* **Texte source**:
________________

SOURCE - Jean-Marie Guénois - Le Figaro - 30 novembre 2011
Je vois deux lectures fondamentalement opposées de l'interview donnée par Mgr Fellay, supérieur de la Fraternité Saint Pie X à propos des négociations en cours avec Rome. Les uns retiennent qu'il juge irrecevable, en l'état, le « Préambule doctrinal » qui lui a été remis le 14 septembre dernier comme base d'un accord cadre pour un éventuel retour dans l'Eglise catholique. Les autres qu'il amende - comme demandé d'ailleurs par le Saint-Siège - ce document de travail, pour poursuivre la négociation selon la méthode convenue pour parvenir, pas à pas, à un accord.
Je me garde bien de trancher dans un sens ou dans un autre. Pour l'heure tout va vraiment dépendre de la réponse romaine à la réponse de Mgr Fellay.
Et rien n'indique que le Saint-Siège ne lui donne pas satisfaction dans la mesure où jusque là, selon la volonté de Benoît XVI, toutes ses demandes ont été exaucées (levée des excommunications, normalisation de la messe selon l'ancien rite, confrontation théologique sur le Concile Vatican II). Et à quel prix ! Faut-il rappeler les dégâts causés par l'affaire Williamson ? En ce sens, d'une certaine manière, Benoît XVI qui veut la réconciliation, n'a plus rien à perdre.

________________

* **Données fournies**:
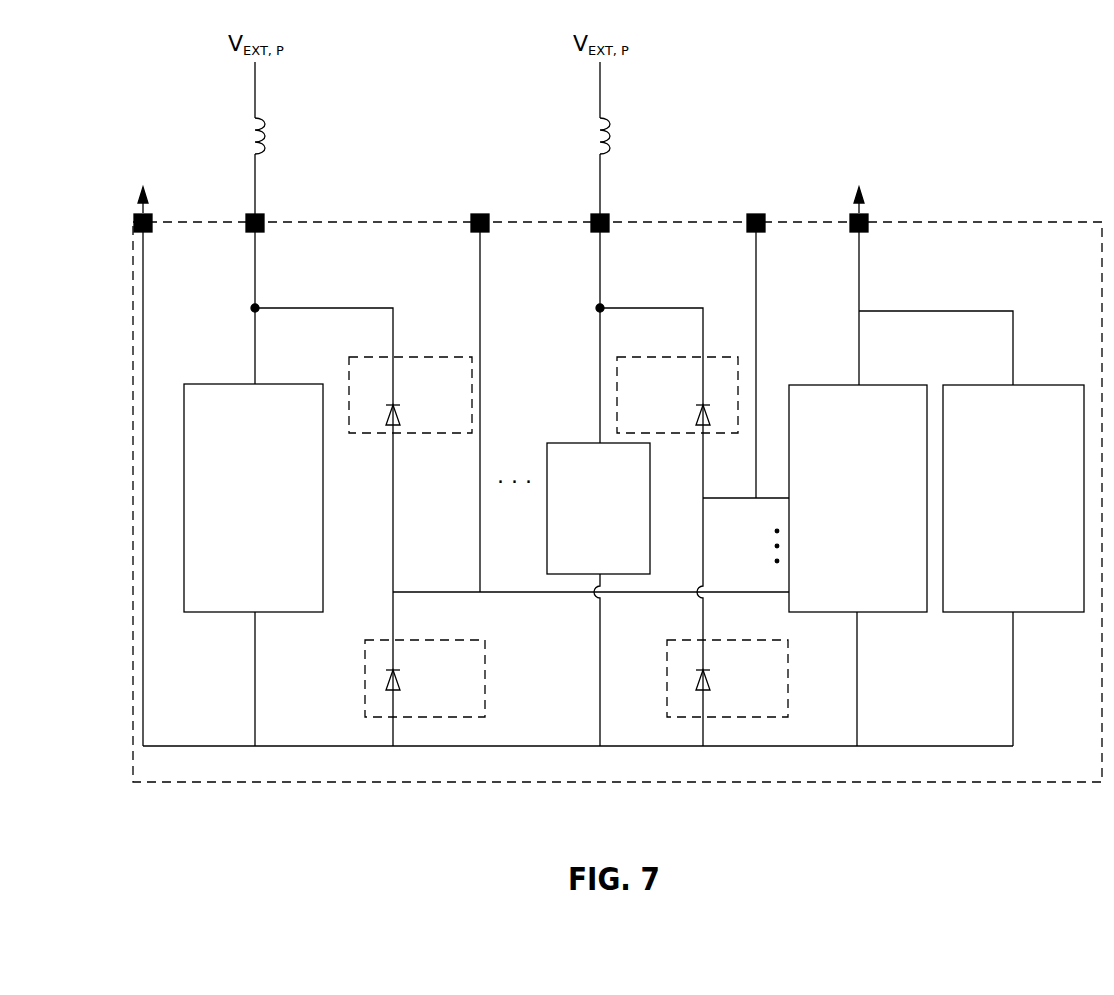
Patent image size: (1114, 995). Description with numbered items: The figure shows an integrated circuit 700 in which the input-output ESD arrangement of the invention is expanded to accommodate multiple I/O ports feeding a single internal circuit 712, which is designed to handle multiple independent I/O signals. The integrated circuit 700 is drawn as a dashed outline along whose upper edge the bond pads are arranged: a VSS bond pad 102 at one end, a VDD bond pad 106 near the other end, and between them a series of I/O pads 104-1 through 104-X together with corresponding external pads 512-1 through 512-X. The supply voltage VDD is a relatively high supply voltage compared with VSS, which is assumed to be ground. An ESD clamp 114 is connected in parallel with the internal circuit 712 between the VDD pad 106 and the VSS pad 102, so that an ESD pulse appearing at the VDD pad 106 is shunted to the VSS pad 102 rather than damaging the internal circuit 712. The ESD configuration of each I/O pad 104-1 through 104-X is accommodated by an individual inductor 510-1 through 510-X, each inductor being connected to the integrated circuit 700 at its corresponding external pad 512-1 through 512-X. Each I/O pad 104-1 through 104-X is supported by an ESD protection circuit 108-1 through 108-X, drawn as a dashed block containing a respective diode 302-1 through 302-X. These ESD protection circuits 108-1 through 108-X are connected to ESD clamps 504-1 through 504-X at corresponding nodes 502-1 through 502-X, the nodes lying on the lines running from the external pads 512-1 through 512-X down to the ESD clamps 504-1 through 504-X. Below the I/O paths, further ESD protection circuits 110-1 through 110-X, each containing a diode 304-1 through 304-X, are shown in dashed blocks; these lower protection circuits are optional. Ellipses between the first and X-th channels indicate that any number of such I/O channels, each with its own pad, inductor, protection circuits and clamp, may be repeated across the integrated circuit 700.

The VSS bond pad 102 is at (153, 218).
The I/O pad 104-X is at (489, 221).
The I/O pad 104-1 is at (765, 221).
The VDD bond pad 106 is at (868, 221).
The ESD protection circuit 108-X is at (435, 357).
The ESD protection circuit 108-1 is at (720, 357).
The ESD protection circuit 110-X is at (485, 667).
The ESD protection circuit 110-1 is at (788, 667).
The ESD clamp 114 is at (1066, 385).
The diode 302-X is at (424, 418).
The diode 302-1 is at (668, 418).
The diode 304-X is at (425, 684).
The diode 304-1 is at (739, 684).
The node 502-X is at (256, 306).
The node 502-1 is at (601, 306).
The ESD clamp 504-X is at (218, 612).
The ESD clamp 504-1 is at (566, 443).
The inductor 510-X is at (299, 136).
The inductor 510-1 is at (647, 136).
The external pad 512-X is at (264, 220).
The external pad 512-1 is at (609, 220).
The integrated circuit 700 is at (1017, 222).
The internal circuit 712 is at (896, 385).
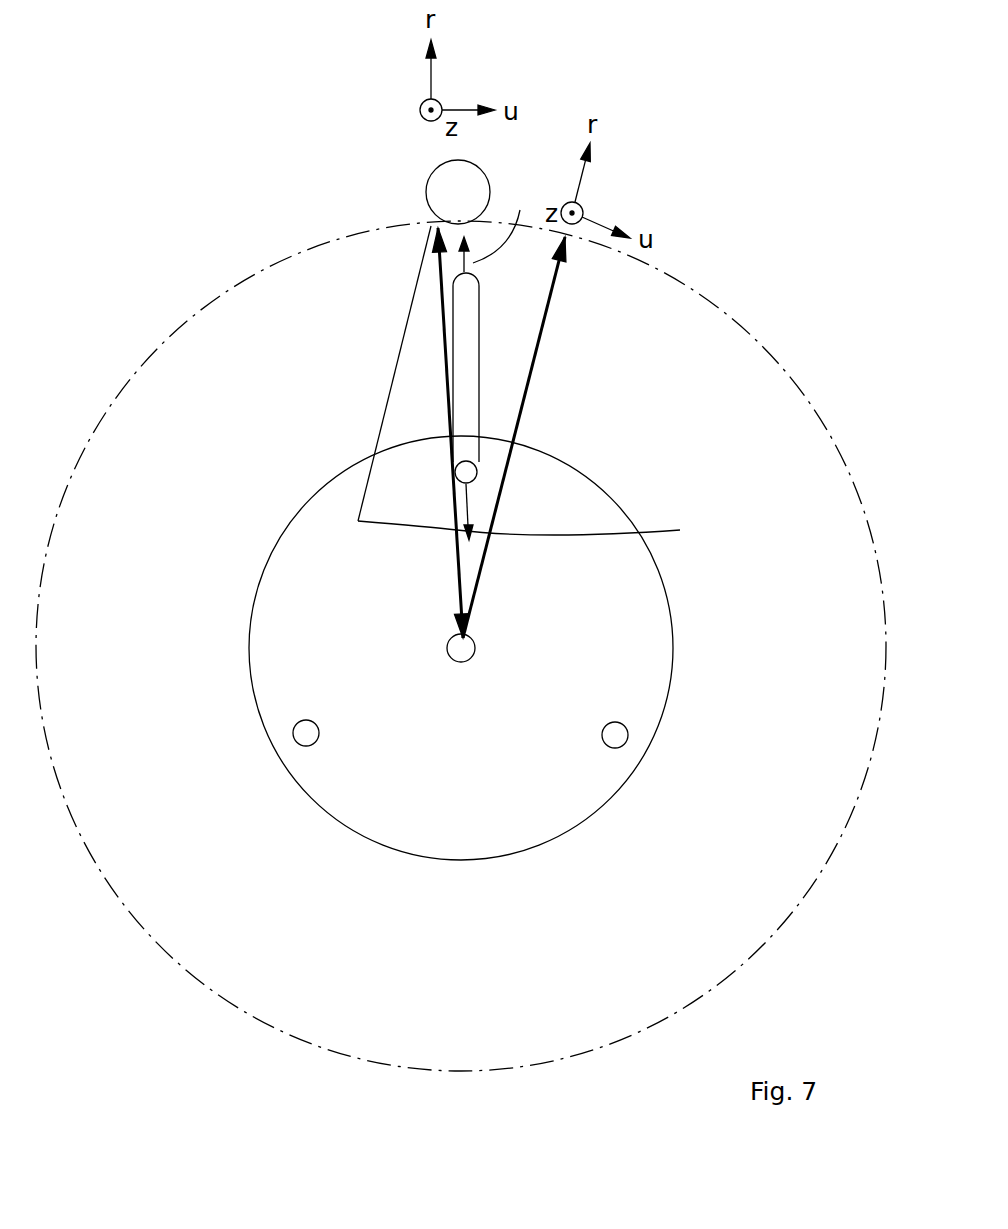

________________

* **Ce qui est demandé**: Reproduisez mot pour mot le passage de l'article sur les négociations entre Rome et la Fraternité Saint Pie X qui va de "Et rien n'indique" à "rien à perdre.".

* **Réponse**:
Et rien n'indique que le Saint-Siège ne lui donne pas satisfaction dans la mesure où jusque là, selon la volonté de Benoît XVI, toutes ses demandes ont été exaucées (levée des excommunications, normalisation de la messe selon l'ancien rite, confrontation théologique sur le Concile Vatican II). Et à quel prix ! Faut-il rappeler les dégâts causés par l'affaire Williamson ? En ce sens, d'une certaine manière, Benoît XVI qui veut la réconciliation, n'a plus rien à perdre.